REQUEST: Collect all lines from the records below that include the word "General".

-- Begin DATA LISTING --

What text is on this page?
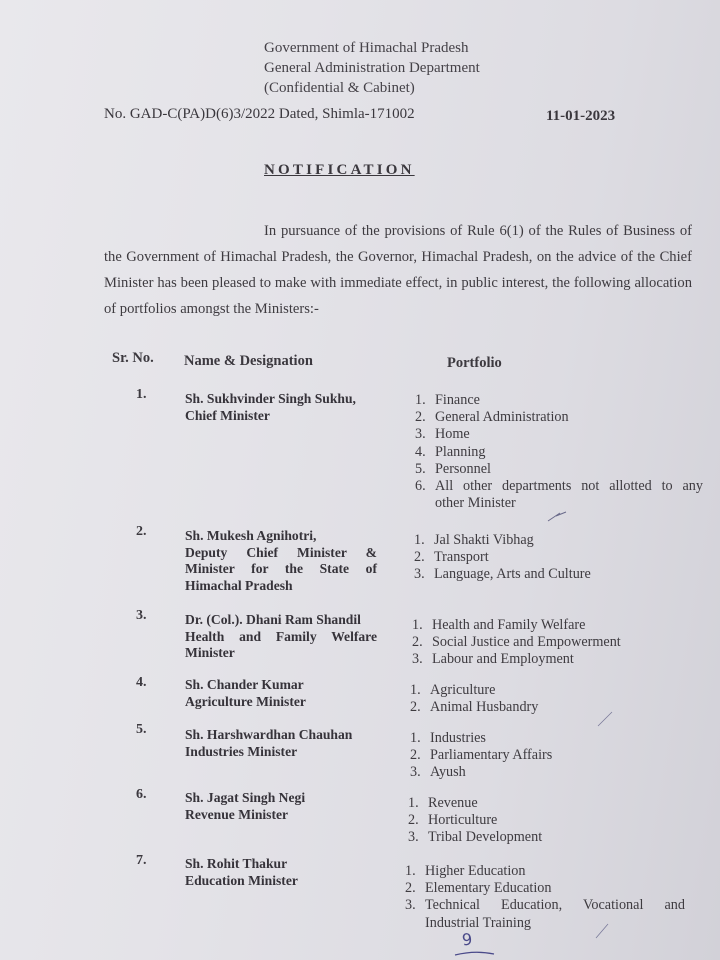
Government of Himachal Pradesh
General Administration Department
(Confidential & Cabinet)
No. GAD-C(PA)D(6)3/2022 Dated, Shimla-171002	11-01-2023
NOTIFICATION
In pursuance of the provisions of Rule 6(1) of the Rules of Business of the Government of Himachal Pradesh, the Governor, Himachal Pradesh, on the advice of the Chief Minister has been pleased to make with immediate effect, in public interest, the following allocation of portfolios amongst the Ministers:-
Sr. No. Name & Designation	Portfolio
1.	Sh. Sukhvinder Singh Sukhu,
Chief Minister
1. Finance
2. General Administration
3. Home
4. Planning
5. Personnel
6. All other departments not allotted to any
other Minister
2.	Sh. Mukesh Agnihotri,
Deputy Chief Minister &
Minister for the State of
Himachal Pradesh
1. Jal Shakti Vibhag
2. Transport
3. Language, Arts and Culture
3.	Dr. (Col.). Dhani Ram Shandil
Health and Family Welfare
Minister
1. Health and Family Welfare
2. Social Justice and Empowerment
3. Labour and Employment
4.	Sh. Chander Kumar
Agriculture Minister
1. Agriculture
2. Animal Husbandry
5.	Sh. Harshwardhan Chauhan
Industries Minister
1. Industries
2. Parliamentary Affairs
3. Ayush
6.	Sh. Jagat Singh Negi
Revenue Minister
1. Revenue
2. Horticulture
3. Tribal Development
7.	Sh. Rohit Thakur
Education Minister
1. Higher Education
2. Elementary Education
3. Technical Education, Vocational and
Industrial Training
9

-- End DATA LISTING --

COMPLETE ANSWER:
General Administration Department
2. General Administration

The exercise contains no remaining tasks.